▸ What you have to do:
In the entries below, copy out every line without changes, from the line containing "439, 654, 448]" to the line containing "386, 215, 399]", including both of those lines.

▸ Material for the task:
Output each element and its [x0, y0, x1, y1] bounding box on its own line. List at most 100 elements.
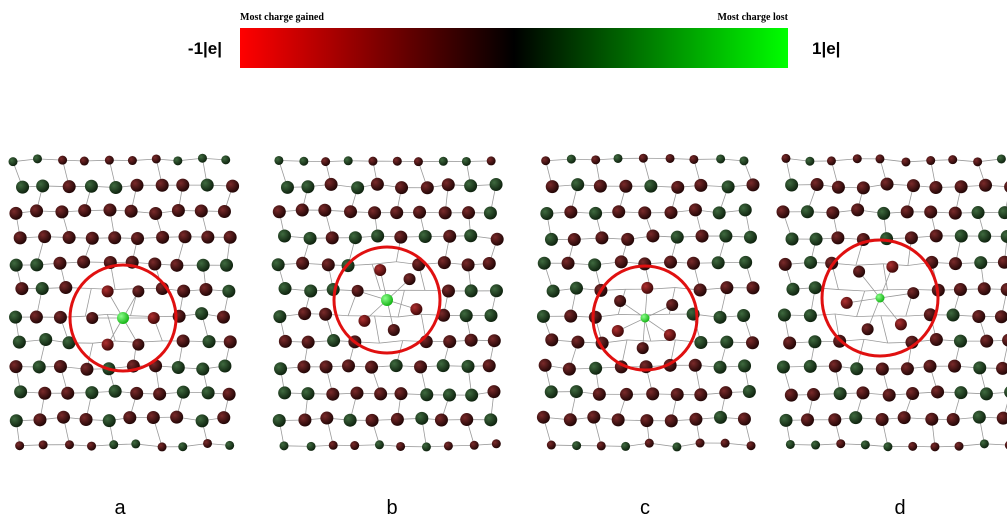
atom	[645, 439, 654, 448]
atom	[980, 439, 989, 448]
atom	[998, 206, 1007, 219]
atom	[439, 157, 448, 166]
atom	[785, 179, 798, 192]
atom	[570, 282, 583, 295]
atom	[955, 180, 968, 193]
atom	[39, 440, 48, 449]
figure: Most charge gained Most charge lost -1|e…	[0, 0, 1007, 521]
atom	[442, 178, 455, 191]
atom	[694, 284, 707, 297]
atom	[443, 389, 456, 402]
atom	[973, 361, 986, 374]
atom	[218, 360, 231, 373]
atom	[974, 256, 987, 269]
atom	[811, 178, 824, 191]
atom	[924, 360, 937, 373]
atom	[615, 255, 628, 268]
structure-panel: b	[272, 156, 504, 519]
atom	[487, 385, 500, 398]
atom	[318, 204, 331, 217]
atom	[689, 359, 702, 372]
atom	[895, 318, 907, 330]
atom	[172, 361, 185, 374]
structures: abcd	[9, 154, 1007, 519]
atom	[954, 386, 967, 399]
atom	[153, 388, 166, 401]
atom	[297, 360, 310, 373]
atom	[539, 359, 552, 372]
atom	[949, 257, 962, 270]
atom	[419, 230, 432, 243]
atom	[54, 360, 67, 373]
atom	[666, 299, 678, 311]
bond	[85, 288, 91, 316]
atom	[850, 362, 863, 375]
bonds	[543, 158, 753, 447]
atom	[640, 414, 653, 427]
atom	[320, 360, 333, 373]
atom	[390, 206, 403, 219]
atom	[80, 157, 89, 166]
atom	[464, 229, 477, 242]
atom	[132, 285, 144, 297]
atom	[395, 181, 408, 194]
atom	[786, 232, 799, 245]
atom	[410, 303, 422, 315]
atom	[954, 283, 967, 296]
atom	[131, 439, 140, 448]
atom	[488, 334, 501, 347]
atom	[320, 412, 333, 425]
atom	[564, 206, 577, 219]
atom	[739, 203, 752, 216]
atom	[490, 284, 503, 297]
atom	[86, 312, 98, 324]
atom	[547, 441, 556, 450]
atom	[109, 440, 118, 449]
atom	[201, 231, 214, 244]
panel-label: a	[114, 497, 126, 519]
atom	[901, 157, 910, 166]
atom	[202, 386, 215, 399]
atom	[296, 204, 309, 217]
atom	[217, 311, 230, 324]
atom	[671, 388, 684, 401]
atom	[301, 180, 314, 193]
atom	[849, 411, 862, 424]
atom	[57, 411, 70, 424]
atom	[278, 229, 291, 242]
atom	[299, 157, 308, 166]
atom	[63, 180, 76, 193]
atom	[396, 442, 405, 451]
atom	[178, 230, 191, 243]
colorbar-left-caption: Most charge gained	[240, 12, 324, 23]
atom	[393, 157, 402, 166]
atom	[201, 179, 214, 192]
atom	[33, 154, 42, 163]
structure-panel: a	[9, 154, 240, 519]
atom	[979, 179, 992, 192]
atom	[319, 308, 332, 321]
atom	[444, 441, 453, 450]
atom	[719, 386, 732, 399]
atom	[666, 154, 675, 163]
atom	[197, 259, 210, 272]
atom	[156, 179, 169, 192]
atom	[9, 207, 22, 220]
atom	[326, 231, 339, 244]
atom	[801, 413, 814, 426]
atom	[368, 157, 377, 166]
atom	[147, 411, 160, 424]
atom	[997, 412, 1007, 425]
bonds	[13, 158, 233, 447]
atom	[831, 231, 844, 244]
atom	[33, 413, 46, 426]
atom	[491, 233, 504, 246]
atom	[594, 180, 607, 193]
atom	[156, 231, 169, 244]
atom	[30, 258, 43, 271]
atom	[86, 232, 99, 245]
atom	[196, 363, 209, 376]
atom	[196, 414, 209, 427]
atom	[978, 230, 991, 243]
panel-label: b	[386, 497, 397, 519]
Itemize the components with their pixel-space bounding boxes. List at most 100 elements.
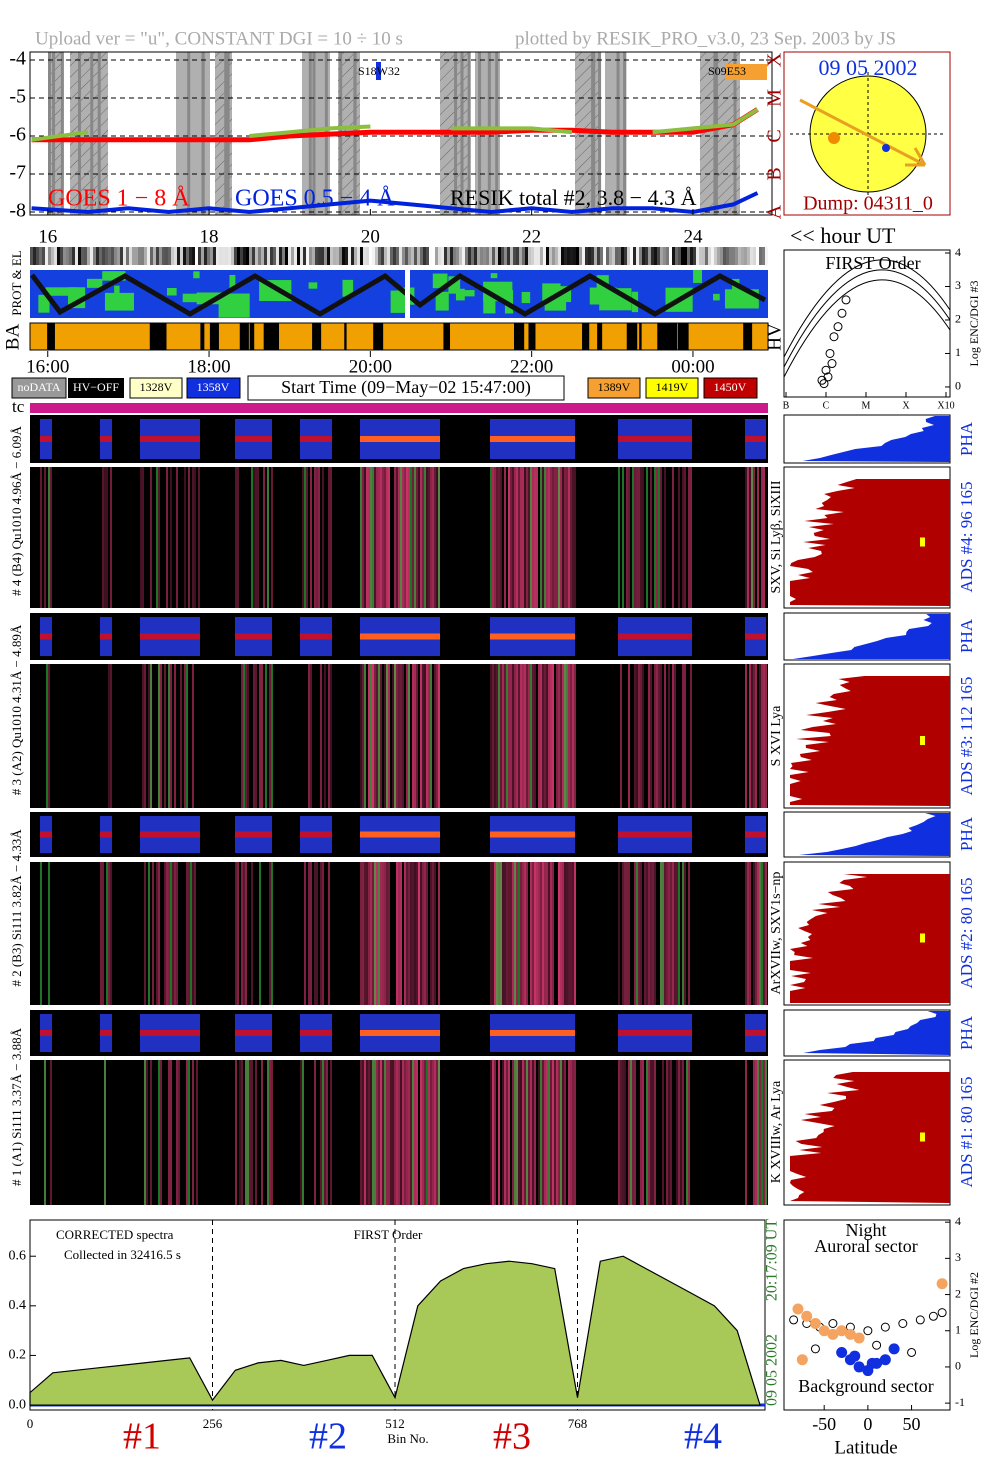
spectrogram-stripe <box>158 664 160 808</box>
spectrogram-stripe <box>360 664 362 808</box>
spectrogram-stripe <box>247 664 249 808</box>
pha-peak <box>490 831 575 838</box>
prot-label: PROT & EL <box>9 250 24 316</box>
spectrogram-stripe <box>374 664 376 808</box>
el-strip <box>453 247 456 265</box>
el-strip <box>606 247 609 265</box>
spectrogram-stripe <box>245 1060 247 1205</box>
spectrogram-stripe <box>564 664 566 808</box>
spectrogram-stripe <box>572 467 574 608</box>
ba-label: BA <box>2 324 23 351</box>
sun-spot <box>828 132 840 144</box>
spectrogram-stripe <box>46 664 48 808</box>
el-strip <box>66 247 69 265</box>
el-strip <box>75 247 78 265</box>
spectrogram-stripe <box>378 467 380 608</box>
el-strip <box>111 247 114 265</box>
spectrogram-stripe <box>362 862 364 1005</box>
el-strip <box>372 247 375 265</box>
spectrogram-stripe <box>572 664 574 808</box>
spectrogram-stripe <box>406 467 408 608</box>
spectrogram-stripe <box>172 862 174 1005</box>
spectrogram-stripe <box>396 1060 398 1205</box>
spectrogram-stripe <box>626 862 628 1005</box>
orbit-track <box>30 272 767 317</box>
spectrogram-stripe <box>235 1060 237 1205</box>
spectrogram-panel <box>30 664 768 808</box>
spectrogram-stripe <box>422 664 424 808</box>
scatter-point <box>828 1319 838 1329</box>
prot-gap <box>405 270 410 318</box>
el-strip <box>705 247 708 265</box>
spectrogram-stripe <box>255 467 257 608</box>
timestamp-time: 20:17:09 UT <box>764 1219 781 1301</box>
spectrogram-stripe <box>376 862 378 1005</box>
prot-patch <box>166 287 177 296</box>
el-strip <box>276 247 279 265</box>
el-strip <box>747 247 750 265</box>
el-strip <box>408 247 411 265</box>
ba-gap <box>582 323 590 350</box>
el-strip <box>171 247 174 265</box>
spectrogram-stripe <box>506 664 508 808</box>
spectrogram-stripe <box>532 862 534 1005</box>
spectrogram-stripe <box>546 467 548 608</box>
sun-spot <box>882 144 890 152</box>
el-strip <box>369 247 372 265</box>
spectrogram-stripe <box>546 664 548 808</box>
spectrogram-stripe <box>524 467 526 608</box>
pha-histogram <box>803 1011 950 1055</box>
spectrogram-stripe <box>490 664 492 808</box>
el-strip <box>48 247 51 265</box>
spectrogram-stripe <box>362 467 364 608</box>
spectrogram-stripe <box>271 1060 273 1205</box>
spectrogram-stripe <box>668 664 670 808</box>
spectrogram-stripe <box>494 467 496 608</box>
pha-peak <box>140 1030 200 1036</box>
time-tick-label: 20:00 <box>349 356 392 377</box>
el-strip <box>525 247 528 265</box>
scatter-point <box>841 295 851 305</box>
spectrogram-stripe <box>654 664 656 808</box>
prot-patch <box>218 293 250 318</box>
el-strip <box>615 247 618 265</box>
x-tick-label: 768 <box>568 1416 588 1431</box>
el-strip <box>267 247 270 265</box>
y-tick-label: -4 <box>9 48 26 70</box>
spectrogram-stripe <box>504 664 506 808</box>
spectrogram-stripe <box>542 862 544 1005</box>
spectrogram-stripe <box>570 664 572 808</box>
spectrogram-stripe <box>104 467 106 608</box>
prot-patch <box>455 288 465 301</box>
spectrogram-stripe <box>186 862 188 1005</box>
scatter-point <box>863 1326 873 1336</box>
spectrogram-stripe <box>528 467 530 608</box>
spectrogram-stripe <box>520 862 522 1005</box>
spectrogram-stripe <box>530 1060 532 1205</box>
spectrogram-stripe <box>424 862 426 1005</box>
el-strip <box>228 247 231 265</box>
el-strip <box>222 247 225 265</box>
spectrogram-stripe <box>528 664 530 808</box>
ads-marker <box>920 736 925 745</box>
el-strip <box>384 247 387 265</box>
x-tick-label: -50 <box>812 1414 836 1434</box>
pha-peak <box>235 831 272 838</box>
spectrogram-stripe <box>502 1060 504 1205</box>
spectrogram-stripe <box>398 467 400 608</box>
spectrogram-stripe <box>259 664 261 808</box>
scatter-point <box>789 1315 799 1325</box>
spectrogram-stripe <box>110 467 112 608</box>
spectrogram-stripe <box>402 664 404 808</box>
el-strip <box>195 247 198 265</box>
el-strip <box>465 247 468 265</box>
spectrogram-stripe <box>388 467 390 608</box>
spectrogram-stripe <box>198 467 200 608</box>
spectrogram-stripe <box>524 862 526 1005</box>
spectrogram-stripe <box>170 664 172 808</box>
spectrogram-stripe <box>562 664 564 808</box>
prot-patch <box>693 270 703 283</box>
el-strip <box>306 247 309 265</box>
el-strip <box>231 247 234 265</box>
el-strip <box>57 247 60 265</box>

▸ Final result:
atom	[645, 439, 654, 448]
atom	[980, 439, 989, 448]
atom	[998, 206, 1007, 219]
atom	[439, 157, 448, 166]
atom	[785, 179, 798, 192]
atom	[570, 282, 583, 295]
atom	[955, 180, 968, 193]
atom	[39, 440, 48, 449]
figure: Most charge gained Most charge lost -1|e…	[0, 0, 1007, 521]
atom	[442, 178, 455, 191]
atom	[694, 284, 707, 297]
atom	[443, 389, 456, 402]
atom	[973, 361, 986, 374]
atom	[218, 360, 231, 373]
atom	[974, 256, 987, 269]
atom	[811, 178, 824, 191]
atom	[924, 360, 937, 373]
atom	[615, 255, 628, 268]
structure-panel: b	[272, 156, 504, 519]
atom	[487, 385, 500, 398]
atom	[318, 204, 331, 217]
atom	[689, 359, 702, 372]
atom	[895, 318, 907, 330]
atom	[172, 361, 185, 374]
structures: abcd	[9, 154, 1007, 519]
atom	[954, 386, 967, 399]
atom	[153, 388, 166, 401]
atom	[297, 360, 310, 373]
atom	[539, 359, 552, 372]
atom	[949, 257, 962, 270]
atom	[419, 230, 432, 243]
atom	[54, 360, 67, 373]
atom	[666, 299, 678, 311]
bond	[85, 288, 91, 316]
atom	[850, 362, 863, 375]
bonds	[543, 158, 753, 447]
atom	[640, 414, 653, 427]
atom	[320, 360, 333, 373]
atom	[390, 206, 403, 219]
atom	[80, 157, 89, 166]
atom	[464, 229, 477, 242]
atom	[132, 285, 144, 297]
atom	[395, 181, 408, 194]
atom	[786, 232, 799, 245]
atom	[410, 303, 422, 315]
atom	[954, 283, 967, 296]
atom	[131, 439, 140, 448]
atom	[488, 334, 501, 347]
atom	[320, 412, 333, 425]
atom	[564, 206, 577, 219]
atom	[739, 203, 752, 216]
atom	[490, 284, 503, 297]
atom	[86, 312, 98, 324]
atom	[547, 441, 556, 450]
atom	[109, 440, 118, 449]
atom	[201, 231, 214, 244]
panel-label: a	[114, 497, 126, 519]
atom	[901, 157, 910, 166]
atom	[202, 386, 215, 399]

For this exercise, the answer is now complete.